Find the line that contains "Give me the" in the entries below. Output it and each later line exactly, and nothing else.
--- START OF RECORDS FOR THE TASK ---
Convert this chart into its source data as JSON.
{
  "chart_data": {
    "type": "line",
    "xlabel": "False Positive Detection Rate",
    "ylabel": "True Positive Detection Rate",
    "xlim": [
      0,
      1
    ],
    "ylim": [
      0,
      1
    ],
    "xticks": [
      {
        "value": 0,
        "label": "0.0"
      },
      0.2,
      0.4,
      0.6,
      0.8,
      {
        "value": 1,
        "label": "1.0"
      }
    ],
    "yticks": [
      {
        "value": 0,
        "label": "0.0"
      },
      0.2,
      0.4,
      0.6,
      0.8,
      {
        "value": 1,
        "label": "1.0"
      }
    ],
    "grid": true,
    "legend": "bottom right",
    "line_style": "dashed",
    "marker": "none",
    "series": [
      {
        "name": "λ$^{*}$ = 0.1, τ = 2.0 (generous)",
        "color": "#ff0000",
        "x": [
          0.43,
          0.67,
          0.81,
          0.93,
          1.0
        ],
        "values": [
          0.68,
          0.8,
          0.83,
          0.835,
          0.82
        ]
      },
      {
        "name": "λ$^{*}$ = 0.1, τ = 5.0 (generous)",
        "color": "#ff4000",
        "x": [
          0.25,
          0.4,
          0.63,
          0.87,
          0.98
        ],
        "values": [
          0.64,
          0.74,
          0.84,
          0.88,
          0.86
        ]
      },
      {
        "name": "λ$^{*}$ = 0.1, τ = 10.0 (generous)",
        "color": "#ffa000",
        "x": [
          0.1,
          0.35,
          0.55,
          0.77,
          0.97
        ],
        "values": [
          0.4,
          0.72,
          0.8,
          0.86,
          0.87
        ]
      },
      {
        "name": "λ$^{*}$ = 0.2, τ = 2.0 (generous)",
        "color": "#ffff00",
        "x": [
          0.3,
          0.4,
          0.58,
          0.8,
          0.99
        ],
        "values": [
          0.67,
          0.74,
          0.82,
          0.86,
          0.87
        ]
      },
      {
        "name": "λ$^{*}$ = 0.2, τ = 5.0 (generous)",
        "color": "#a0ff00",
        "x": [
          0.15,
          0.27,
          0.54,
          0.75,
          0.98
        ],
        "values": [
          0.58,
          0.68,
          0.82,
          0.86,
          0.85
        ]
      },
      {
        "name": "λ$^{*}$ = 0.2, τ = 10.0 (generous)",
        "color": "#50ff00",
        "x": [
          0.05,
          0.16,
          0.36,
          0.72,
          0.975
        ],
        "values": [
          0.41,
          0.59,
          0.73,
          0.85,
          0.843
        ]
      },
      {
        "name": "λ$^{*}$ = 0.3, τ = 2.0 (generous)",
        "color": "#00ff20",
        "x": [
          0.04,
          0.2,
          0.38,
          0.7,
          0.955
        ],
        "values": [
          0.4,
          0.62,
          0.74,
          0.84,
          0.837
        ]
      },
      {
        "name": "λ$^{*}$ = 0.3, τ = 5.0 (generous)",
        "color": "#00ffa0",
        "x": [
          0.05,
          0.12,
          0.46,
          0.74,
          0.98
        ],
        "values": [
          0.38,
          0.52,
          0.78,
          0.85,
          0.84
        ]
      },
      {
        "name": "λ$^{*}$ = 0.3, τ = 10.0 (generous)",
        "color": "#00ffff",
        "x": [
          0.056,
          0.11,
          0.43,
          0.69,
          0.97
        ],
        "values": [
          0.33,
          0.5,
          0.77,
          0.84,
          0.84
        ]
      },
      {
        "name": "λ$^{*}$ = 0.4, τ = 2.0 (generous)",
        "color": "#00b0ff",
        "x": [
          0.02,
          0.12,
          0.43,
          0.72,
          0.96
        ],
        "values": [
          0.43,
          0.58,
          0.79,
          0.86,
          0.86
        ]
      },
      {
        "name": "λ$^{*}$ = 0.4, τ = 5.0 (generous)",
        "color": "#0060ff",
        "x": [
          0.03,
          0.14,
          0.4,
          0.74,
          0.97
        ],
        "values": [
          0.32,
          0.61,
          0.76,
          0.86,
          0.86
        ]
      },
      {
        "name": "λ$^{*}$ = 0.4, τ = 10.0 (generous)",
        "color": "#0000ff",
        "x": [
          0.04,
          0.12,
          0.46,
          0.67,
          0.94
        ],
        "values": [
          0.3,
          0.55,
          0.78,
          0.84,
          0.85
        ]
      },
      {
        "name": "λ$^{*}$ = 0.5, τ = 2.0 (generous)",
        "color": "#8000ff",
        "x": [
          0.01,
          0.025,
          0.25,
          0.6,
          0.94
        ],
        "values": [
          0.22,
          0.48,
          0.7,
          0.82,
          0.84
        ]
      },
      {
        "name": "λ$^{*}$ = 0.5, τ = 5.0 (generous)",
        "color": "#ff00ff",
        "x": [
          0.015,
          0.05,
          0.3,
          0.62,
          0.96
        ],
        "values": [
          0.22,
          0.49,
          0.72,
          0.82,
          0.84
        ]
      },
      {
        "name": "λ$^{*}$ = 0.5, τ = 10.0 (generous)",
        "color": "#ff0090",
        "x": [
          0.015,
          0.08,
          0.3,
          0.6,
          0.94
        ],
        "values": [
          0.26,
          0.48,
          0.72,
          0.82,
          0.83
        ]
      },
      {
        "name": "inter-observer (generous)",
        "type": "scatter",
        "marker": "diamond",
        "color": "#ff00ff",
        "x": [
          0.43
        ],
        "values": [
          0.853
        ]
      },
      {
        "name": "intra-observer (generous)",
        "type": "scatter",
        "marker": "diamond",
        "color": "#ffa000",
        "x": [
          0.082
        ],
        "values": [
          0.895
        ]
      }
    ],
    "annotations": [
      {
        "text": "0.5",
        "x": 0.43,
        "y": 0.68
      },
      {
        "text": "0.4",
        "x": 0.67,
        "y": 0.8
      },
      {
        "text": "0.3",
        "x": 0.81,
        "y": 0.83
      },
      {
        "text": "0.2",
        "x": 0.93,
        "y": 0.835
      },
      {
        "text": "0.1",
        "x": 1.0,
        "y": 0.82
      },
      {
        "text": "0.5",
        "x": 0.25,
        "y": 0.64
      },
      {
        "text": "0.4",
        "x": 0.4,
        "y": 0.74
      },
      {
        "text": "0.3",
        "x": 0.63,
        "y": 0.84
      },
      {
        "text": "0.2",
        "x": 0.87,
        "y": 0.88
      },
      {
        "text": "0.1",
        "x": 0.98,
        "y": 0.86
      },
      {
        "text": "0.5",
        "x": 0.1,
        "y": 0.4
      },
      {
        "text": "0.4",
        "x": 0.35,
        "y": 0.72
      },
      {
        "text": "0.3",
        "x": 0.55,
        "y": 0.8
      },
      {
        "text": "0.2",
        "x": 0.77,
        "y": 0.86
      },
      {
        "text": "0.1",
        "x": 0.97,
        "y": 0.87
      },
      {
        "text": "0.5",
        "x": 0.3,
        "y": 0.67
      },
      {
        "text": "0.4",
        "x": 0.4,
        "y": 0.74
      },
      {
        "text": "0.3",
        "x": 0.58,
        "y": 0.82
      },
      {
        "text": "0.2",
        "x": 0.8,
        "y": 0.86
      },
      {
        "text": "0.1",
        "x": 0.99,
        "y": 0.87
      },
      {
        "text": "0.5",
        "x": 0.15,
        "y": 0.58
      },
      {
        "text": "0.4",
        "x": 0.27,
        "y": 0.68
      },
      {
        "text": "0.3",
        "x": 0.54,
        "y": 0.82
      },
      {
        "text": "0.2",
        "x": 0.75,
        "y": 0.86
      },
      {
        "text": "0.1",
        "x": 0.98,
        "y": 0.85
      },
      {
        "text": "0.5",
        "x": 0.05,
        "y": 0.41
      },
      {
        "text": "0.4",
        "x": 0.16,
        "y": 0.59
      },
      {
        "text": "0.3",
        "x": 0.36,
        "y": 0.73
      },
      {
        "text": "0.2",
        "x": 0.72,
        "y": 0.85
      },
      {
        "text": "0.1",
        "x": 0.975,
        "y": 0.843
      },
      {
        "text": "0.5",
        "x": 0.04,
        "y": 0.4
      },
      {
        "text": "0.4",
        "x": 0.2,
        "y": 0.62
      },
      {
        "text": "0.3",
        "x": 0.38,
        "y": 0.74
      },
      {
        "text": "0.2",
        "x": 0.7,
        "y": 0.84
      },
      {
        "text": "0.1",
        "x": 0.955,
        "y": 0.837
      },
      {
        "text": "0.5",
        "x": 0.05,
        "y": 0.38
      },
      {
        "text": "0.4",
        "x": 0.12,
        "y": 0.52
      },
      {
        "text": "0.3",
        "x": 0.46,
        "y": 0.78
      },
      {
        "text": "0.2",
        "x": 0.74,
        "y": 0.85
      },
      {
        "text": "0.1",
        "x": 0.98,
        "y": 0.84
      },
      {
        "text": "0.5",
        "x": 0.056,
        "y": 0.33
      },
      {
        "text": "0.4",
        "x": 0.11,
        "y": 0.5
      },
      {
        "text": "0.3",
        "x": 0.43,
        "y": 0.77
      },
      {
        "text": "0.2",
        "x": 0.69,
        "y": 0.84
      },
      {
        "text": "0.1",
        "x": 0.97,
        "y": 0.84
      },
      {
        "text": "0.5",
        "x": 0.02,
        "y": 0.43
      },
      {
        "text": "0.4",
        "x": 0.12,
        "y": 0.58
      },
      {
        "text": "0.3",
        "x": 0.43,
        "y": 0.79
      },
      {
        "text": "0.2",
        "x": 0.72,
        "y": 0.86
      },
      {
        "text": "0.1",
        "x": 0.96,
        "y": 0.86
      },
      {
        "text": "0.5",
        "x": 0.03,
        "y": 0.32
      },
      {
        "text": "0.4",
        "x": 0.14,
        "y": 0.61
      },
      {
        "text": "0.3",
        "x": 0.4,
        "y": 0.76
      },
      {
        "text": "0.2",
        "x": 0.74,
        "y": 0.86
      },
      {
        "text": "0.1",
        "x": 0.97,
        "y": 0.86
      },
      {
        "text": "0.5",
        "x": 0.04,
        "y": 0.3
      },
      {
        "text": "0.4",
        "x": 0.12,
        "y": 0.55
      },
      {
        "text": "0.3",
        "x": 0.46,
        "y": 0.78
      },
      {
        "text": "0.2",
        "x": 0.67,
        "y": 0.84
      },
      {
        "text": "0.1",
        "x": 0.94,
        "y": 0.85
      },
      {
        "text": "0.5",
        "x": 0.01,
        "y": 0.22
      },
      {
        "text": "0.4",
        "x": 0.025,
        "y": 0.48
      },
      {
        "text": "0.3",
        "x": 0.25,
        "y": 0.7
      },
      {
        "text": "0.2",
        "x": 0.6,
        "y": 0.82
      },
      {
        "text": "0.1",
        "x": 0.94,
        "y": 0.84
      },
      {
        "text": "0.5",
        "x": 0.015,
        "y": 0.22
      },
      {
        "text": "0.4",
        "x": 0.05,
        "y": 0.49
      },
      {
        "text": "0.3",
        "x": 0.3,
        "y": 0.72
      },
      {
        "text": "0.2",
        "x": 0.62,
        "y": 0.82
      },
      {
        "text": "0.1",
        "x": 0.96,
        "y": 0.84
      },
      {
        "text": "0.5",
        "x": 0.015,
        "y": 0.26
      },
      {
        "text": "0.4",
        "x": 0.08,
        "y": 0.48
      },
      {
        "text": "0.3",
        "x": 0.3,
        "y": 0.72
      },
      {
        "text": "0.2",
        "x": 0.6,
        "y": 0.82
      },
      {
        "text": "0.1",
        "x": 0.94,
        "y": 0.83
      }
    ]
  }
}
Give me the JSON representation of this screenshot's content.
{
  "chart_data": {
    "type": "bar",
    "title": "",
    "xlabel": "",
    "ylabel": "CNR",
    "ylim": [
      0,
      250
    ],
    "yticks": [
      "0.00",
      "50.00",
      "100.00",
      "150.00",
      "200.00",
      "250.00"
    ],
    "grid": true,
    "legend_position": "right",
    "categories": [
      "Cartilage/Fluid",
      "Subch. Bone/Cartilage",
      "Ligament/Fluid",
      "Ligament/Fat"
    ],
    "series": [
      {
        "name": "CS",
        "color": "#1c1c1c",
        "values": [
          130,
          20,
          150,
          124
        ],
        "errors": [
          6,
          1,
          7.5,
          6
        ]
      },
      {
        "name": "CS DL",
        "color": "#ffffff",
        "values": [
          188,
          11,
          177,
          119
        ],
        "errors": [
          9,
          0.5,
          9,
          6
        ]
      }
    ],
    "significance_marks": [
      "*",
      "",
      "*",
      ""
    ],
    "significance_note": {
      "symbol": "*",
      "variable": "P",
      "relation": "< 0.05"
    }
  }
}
--- END OF RECORDS FOR THE TASK ---
_TASK SOLUTION_
Give me the JSON representation of this screenshot's content.
{
  "chart_data": {
    "type": "bar",
    "title": "",
    "xlabel": "",
    "ylabel": "CNR",
    "ylim": [
      0,
      250
    ],
    "yticks": [
      "0.00",
      "50.00",
      "100.00",
      "150.00",
      "200.00",
      "250.00"
    ],
    "grid": true,
    "legend_position": "right",
    "categories": [
      "Cartilage/Fluid",
      "Subch. Bone/Cartilage",
      "Ligament/Fluid",
      "Ligament/Fat"
    ],
    "series": [
      {
        "name": "CS",
        "color": "#1c1c1c",
        "values": [
          130,
          20,
          150,
          124
        ],
        "errors": [
          6,
          1,
          7.5,
          6
        ]
      },
      {
        "name": "CS DL",
        "color": "#ffffff",
        "values": [
          188,
          11,
          177,
          119
        ],
        "errors": [
          9,
          0.5,
          9,
          6
        ]
      }
    ],
    "significance_marks": [
      "*",
      "",
      "*",
      ""
    ],
    "significance_note": {
      "symbol": "*",
      "variable": "P",
      "relation": "< 0.05"
    }
  }
}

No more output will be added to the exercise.